Document segment:
## START
Put differently, one might ask what the role of the Bayesian computations are for the models' successes. In fact, what Frank and Tenenbaum (2011) propose is a model positing that, among other things, (i) more specific rules are learned more readily; (ii) infants know, presumably innately, which patterns are more specific, even if they encounter the patterns exclusively during experiments; (iii) the same items are perceived/remembered differently depending on whether they appear during familiarization or during test; (iv) forgetting rates can be arbitrarily set, sometimes to 10%, sometimes to 60%, and sometimes to 80%; (v) there is catastrophic forgetting due to single counter-examples. Had these assumptions not been swept under the Bayesian carpet, it is hard to see how they could follow from the computational structure of the learning problem.

An account based on common-sense psychology

While Frank and Tenenbaum's (2011) models do not appear to provide an adequate account of any of the experiments reviewed above, a model based on perceptual or memory primitives might fare much better. I will now discuss these basic psychological explanations of each of the experiments reviewed above.

Marcus et al. (1999), Endress et al. (2007)

The view that humans are equipped with a repetition-detector that makes repetitions relatively salient patterns provides a straightforward interpretation of Marcus et al.'s (1999) and Endress et al.'s (2007) data, because these experiments show that humans can learn repetition-patterns, and that such patterns are learned better than arbitrary patterns for which no such detector exists.

Frank, Slemmer, et al. (2009)

As before, the ability to learn repetition-patterns can be explained by the existence of a repetition-detector. Likewise, there are numerous straightforward explanations of Frank, Slemmer, et al.'s (2009) finding that multi-modal rules are learned better than uni-modal rules. One possible interpretation is that infants received more instances of the repetition-pattern. That is, in the multimodal condition, infants were presented with visual and auditory triplets simultaneously and, therefore, with twice as many triplets as in either unimodal conditions. A second possible interpretation relates to variability of the stimuli. In the multimodal condition, triplets were more variable, as infants perceived both visual and auditory triplets; if variability helps learning (Gómez, 2002), infants might learn better in the multimodal condition as well. A third possible interpretation is provided by the fact that infants have more opportunities to attend to the stimuli in the multimodal condition; for example, if they are distracted by a sound, they might still attend to the visual stimuli, and if they are distracted by other visual objects, they might still attend to the sounds. A fourth account relies on the fact that infants have more opportunities to recognize the familiar pattern during test: if they do not attend to the sound of a test item, they might still attend to its visual component, and vice versa. It is easy to come up with further explanations of Frank, Slemmer, et al.'s (2009) data relying on basic psychological considerations.
## END
Layout element data
## START
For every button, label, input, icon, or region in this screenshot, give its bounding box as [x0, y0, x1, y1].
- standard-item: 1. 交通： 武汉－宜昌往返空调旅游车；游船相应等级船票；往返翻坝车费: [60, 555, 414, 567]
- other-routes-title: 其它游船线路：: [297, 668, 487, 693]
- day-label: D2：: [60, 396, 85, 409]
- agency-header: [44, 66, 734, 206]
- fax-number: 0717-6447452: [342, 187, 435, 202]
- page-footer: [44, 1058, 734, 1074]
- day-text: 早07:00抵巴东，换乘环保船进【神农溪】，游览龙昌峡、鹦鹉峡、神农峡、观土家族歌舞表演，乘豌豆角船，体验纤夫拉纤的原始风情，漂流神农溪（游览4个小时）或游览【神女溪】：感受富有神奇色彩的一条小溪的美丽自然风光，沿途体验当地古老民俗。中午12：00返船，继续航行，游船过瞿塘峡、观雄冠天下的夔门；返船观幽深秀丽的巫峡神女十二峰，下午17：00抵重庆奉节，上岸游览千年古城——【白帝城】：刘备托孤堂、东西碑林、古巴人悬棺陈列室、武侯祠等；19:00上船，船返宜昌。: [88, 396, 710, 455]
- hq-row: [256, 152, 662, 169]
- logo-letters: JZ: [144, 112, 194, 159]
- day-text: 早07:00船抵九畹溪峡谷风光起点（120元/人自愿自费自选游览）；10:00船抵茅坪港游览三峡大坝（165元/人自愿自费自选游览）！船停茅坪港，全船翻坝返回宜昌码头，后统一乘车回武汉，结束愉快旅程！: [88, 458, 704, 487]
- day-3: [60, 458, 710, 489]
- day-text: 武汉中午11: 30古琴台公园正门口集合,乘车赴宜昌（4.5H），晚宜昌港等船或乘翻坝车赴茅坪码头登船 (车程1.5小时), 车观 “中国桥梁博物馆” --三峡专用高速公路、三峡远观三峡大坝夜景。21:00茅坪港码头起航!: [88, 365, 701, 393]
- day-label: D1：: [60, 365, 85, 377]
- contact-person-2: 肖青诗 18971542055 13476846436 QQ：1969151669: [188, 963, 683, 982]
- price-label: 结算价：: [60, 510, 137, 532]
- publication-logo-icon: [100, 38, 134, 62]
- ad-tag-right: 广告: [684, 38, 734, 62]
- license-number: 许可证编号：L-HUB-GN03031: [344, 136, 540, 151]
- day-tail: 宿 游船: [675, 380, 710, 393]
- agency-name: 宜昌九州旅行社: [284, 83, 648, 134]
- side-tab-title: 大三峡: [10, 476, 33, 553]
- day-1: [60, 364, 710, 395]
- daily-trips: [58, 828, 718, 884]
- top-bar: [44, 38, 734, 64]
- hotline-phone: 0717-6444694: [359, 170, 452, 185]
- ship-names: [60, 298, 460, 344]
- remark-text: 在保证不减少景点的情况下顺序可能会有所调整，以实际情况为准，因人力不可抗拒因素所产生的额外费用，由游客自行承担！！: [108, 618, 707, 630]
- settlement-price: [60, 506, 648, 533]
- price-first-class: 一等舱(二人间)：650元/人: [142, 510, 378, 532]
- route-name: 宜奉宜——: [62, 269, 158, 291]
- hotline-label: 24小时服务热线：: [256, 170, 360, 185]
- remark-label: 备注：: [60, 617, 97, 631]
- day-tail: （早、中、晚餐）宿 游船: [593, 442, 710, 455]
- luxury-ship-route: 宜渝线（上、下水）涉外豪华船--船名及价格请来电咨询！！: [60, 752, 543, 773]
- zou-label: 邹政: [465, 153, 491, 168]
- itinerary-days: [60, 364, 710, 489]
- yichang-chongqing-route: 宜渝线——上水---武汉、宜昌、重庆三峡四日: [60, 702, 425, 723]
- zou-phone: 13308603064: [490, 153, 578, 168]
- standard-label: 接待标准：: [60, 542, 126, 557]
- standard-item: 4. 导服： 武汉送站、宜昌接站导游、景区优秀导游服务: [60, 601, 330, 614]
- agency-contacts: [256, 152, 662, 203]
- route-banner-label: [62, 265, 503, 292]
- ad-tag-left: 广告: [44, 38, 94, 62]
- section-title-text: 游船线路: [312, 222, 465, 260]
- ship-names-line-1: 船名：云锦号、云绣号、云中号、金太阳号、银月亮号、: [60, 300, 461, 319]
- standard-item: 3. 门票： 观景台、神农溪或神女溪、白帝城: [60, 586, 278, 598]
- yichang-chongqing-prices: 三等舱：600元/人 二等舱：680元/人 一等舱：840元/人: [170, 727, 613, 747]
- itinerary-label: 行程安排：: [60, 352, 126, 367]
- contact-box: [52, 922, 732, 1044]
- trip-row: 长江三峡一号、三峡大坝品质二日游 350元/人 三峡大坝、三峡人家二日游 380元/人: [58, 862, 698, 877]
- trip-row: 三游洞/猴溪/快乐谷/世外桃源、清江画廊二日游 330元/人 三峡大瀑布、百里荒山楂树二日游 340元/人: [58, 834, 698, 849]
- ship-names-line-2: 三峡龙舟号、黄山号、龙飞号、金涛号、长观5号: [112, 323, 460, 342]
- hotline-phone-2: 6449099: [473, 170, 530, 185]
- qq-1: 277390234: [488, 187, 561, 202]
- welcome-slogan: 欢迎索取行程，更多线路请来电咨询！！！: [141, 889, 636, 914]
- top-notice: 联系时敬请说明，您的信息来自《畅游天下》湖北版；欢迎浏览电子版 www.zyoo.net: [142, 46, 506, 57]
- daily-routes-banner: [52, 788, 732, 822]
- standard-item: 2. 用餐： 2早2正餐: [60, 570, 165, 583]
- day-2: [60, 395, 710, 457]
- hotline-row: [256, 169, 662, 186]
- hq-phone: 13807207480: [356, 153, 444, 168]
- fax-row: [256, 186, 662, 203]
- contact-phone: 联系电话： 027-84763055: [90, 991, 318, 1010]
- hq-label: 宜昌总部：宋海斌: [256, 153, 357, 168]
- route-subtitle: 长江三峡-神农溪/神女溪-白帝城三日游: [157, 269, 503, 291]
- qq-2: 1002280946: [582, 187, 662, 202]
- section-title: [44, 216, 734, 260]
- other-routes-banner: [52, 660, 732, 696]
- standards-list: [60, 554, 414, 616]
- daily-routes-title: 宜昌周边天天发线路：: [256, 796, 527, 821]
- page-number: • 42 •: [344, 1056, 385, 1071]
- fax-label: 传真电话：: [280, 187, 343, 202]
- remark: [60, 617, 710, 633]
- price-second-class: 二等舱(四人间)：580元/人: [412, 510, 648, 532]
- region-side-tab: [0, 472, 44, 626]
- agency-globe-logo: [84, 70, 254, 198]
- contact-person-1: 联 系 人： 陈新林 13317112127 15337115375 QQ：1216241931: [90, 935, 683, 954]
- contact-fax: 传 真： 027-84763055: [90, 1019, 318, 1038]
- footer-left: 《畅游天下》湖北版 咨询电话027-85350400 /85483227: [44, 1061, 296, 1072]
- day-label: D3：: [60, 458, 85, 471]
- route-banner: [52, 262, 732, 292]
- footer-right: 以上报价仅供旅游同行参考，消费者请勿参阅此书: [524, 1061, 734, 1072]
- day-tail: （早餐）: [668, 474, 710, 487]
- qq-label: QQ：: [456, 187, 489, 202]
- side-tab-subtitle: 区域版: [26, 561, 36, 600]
## END
Tasks to complete:
**a.** Sum up the passage on infant rule-learning experiments in two sentences.
**b.** Carry on the passage on infant rule-learning experiments from the point where it ends.

Results:
**a.** The passage argues that Frank and Tenenbaum's (2011) Bayesian model relies on several assumptions, including innate knowledge of which patterns are more specific, forgetting rates set at will, and catastrophic forgetting from single counter-examples, that are hard to derive from the computational structure of the learning problem. It offers instead explanations based on common-sense psychology: a repetition-detector accounts for how repetition patterns are learned, and factors such as more instances, more varied stimuli, and more chances to attend could explain why multimodal rules are learned better than unimodal ones.

**b.**
Gerken (2006), Gerken (2010)

Gerken's (2006) and Gerken's (2010) experiments can be explained if, in addition to being sensitive to repetitions, humans (and other animals) track items in the edges of sequences (e.g., Endress & Mehler, 2009; Endress, Carden, Versace, & Hauser, 2010; Seidl & Johnson, 2006), and if they expect test items to conform to all regularities they have heard. That is, infants might consider triplets as a violation if any of the rules is violated. For example, when familiarized with AAB triplets (where the last syllable is not systematically /di/), infants should be sensitive to violations of the repetition-pattern, because this is the only regularity present in the data. In contrast, when familiarized with AAdi triplets, both AAB and ABB triplets are violations, since they do not conform to the /di/ regularity. Hence, infants might “expect” triplets to be consistent with all of the patterns they have picked up. If so, the role of the five additional familiarization triplets in Gerken's (2010) studies might be to familiarize infants with items not containing /di/, which, in turn, would allow them to reveal their learning of the repetition-pattern in the subsequent test phase, without being “surprised” to hear triplets not containing /di/.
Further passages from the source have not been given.